= Aim =
Search the material for the word "storm" and report each line where it turns up.

= Supplied data =
— START —

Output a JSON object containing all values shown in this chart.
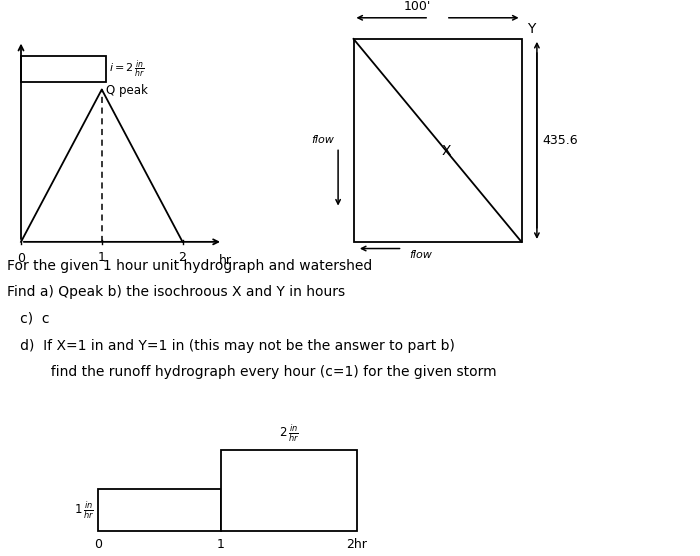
{
  "bg_color": "#ffffff",
  "fig_width": 7.0,
  "fig_height": 5.56,
  "text_lines": [
    "For the given 1 hour unit hydrograph and watershed",
    "Find a) Qpeak b) the isochroous X and Y in hours",
    "   c)  c",
    "   d)  If X=1 in and Y=1 in (this may not be the answer to part b)",
    "          find the runoff hydrograph every hour (c=1) for the given storm"
  ],
  "hydrograph": {
    "hx0": 0.03,
    "hy0": 0.565,
    "hw": 0.3,
    "hh": 0.37,
    "xmax": 2.6,
    "ymax": 1.35
  },
  "watershed": {
    "wx0": 0.505,
    "wy0": 0.565,
    "wx1": 0.745,
    "wy1": 0.93
  },
  "storm": {
    "bx0": 0.14,
    "by0": 0.045,
    "bw1": 0.175,
    "bh1": 0.075,
    "bw2": 0.195,
    "bh2": 0.145
  }
}
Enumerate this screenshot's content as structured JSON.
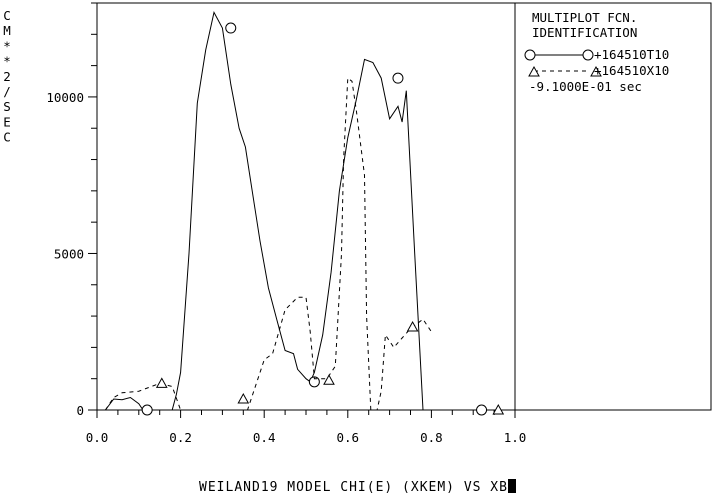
{
  "caption": "WEILAND19 MODEL CHI(E) (XKEM) VS XB",
  "chart_data": {
    "type": "line",
    "ylabel": "CM**2/SEC",
    "xlim": [
      0,
      1
    ],
    "ylim": [
      0,
      13000
    ],
    "x_ticks": [
      "0.0",
      "0.2",
      "0.4",
      "0.6",
      "0.8",
      "1.0"
    ],
    "y_ticks": [
      "0",
      "5000",
      "10000"
    ],
    "legend": {
      "title_line1": "MULTIPLOT FCN.",
      "title_line2": "IDENTIFICATION",
      "entries": [
        "+164510T10",
        "+164510X10"
      ],
      "time": "-9.1000E-01 sec"
    },
    "series": [
      {
        "name": "+164510T10",
        "style": "solid",
        "marker": "circle",
        "x": [
          0.02,
          0.04,
          0.06,
          0.08,
          0.09,
          0.1,
          0.11,
          0.12,
          0.13,
          0.14,
          0.15,
          0.16,
          0.17,
          0.18,
          0.19,
          0.2,
          0.22,
          0.24,
          0.26,
          0.28,
          0.3,
          0.32,
          0.34,
          0.355,
          0.37,
          0.39,
          0.41,
          0.43,
          0.45,
          0.47,
          0.48,
          0.5,
          0.51,
          0.52,
          0.54,
          0.56,
          0.58,
          0.6,
          0.62,
          0.64,
          0.66,
          0.68,
          0.7,
          0.72,
          0.73,
          0.74,
          0.76,
          0.78,
          0.795,
          0.8,
          0.81,
          0.815
        ],
        "y": [
          0,
          350,
          330,
          400,
          300,
          200,
          0,
          0,
          0,
          0,
          0,
          0,
          0,
          0,
          500,
          1200,
          5000,
          9800,
          11500,
          12700,
          12200,
          10400,
          9000,
          8400,
          7100,
          5400,
          3900,
          2900,
          1900,
          1800,
          1300,
          1000,
          900,
          1200,
          2400,
          4400,
          7000,
          8700,
          9900,
          11200,
          11100,
          10600,
          9300,
          9700,
          9200,
          10200,
          5000,
          0,
          0,
          0,
          0,
          0
        ],
        "markers": [
          [
            0.12,
            0
          ],
          [
            0.32,
            12200
          ],
          [
            0.52,
            900
          ],
          [
            0.72,
            10600
          ],
          [
            0.92,
            0
          ]
        ]
      },
      {
        "name": "+164510X10",
        "style": "dashed",
        "marker": "triangle",
        "x": [
          0.02,
          0.04,
          0.06,
          0.1,
          0.15,
          0.18,
          0.2,
          0.24,
          0.27,
          0.3,
          0.33,
          0.36,
          0.4,
          0.42,
          0.45,
          0.48,
          0.5,
          0.51,
          0.52,
          0.55,
          0.57,
          0.585,
          0.59,
          0.6,
          0.61,
          0.62,
          0.64,
          0.645,
          0.655,
          0.67,
          0.68,
          0.69,
          0.71,
          0.73,
          0.75,
          0.77,
          0.78,
          0.79,
          0.8
        ],
        "y": [
          0,
          400,
          550,
          600,
          850,
          750,
          0,
          0,
          0,
          0,
          0,
          0,
          1600,
          1800,
          3200,
          3600,
          3600,
          2500,
          1000,
          1000,
          1400,
          5000,
          8000,
          10600,
          10500,
          9600,
          7500,
          3000,
          0,
          0,
          600,
          2400,
          2000,
          2300,
          2600,
          2800,
          2900,
          2700,
          2500
        ],
        "markers": [
          [
            0.155,
            850
          ],
          [
            0.35,
            350
          ],
          [
            0.555,
            950
          ],
          [
            0.755,
            2650
          ],
          [
            0.96,
            0
          ]
        ]
      }
    ]
  }
}
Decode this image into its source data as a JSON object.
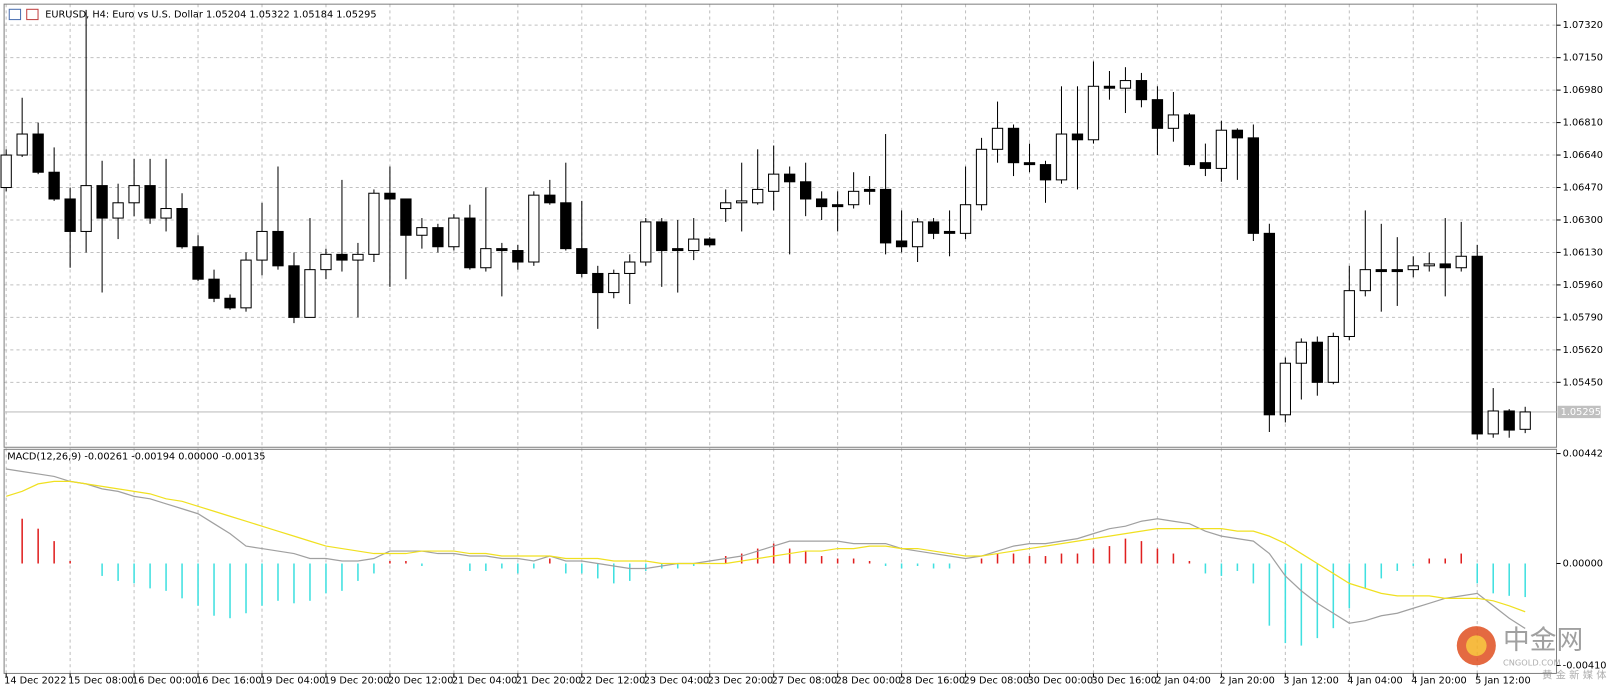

— END —

= Result of this task =
    "          find the runoff hydrograph every hour (c=1) for the given storm"
  "storm": {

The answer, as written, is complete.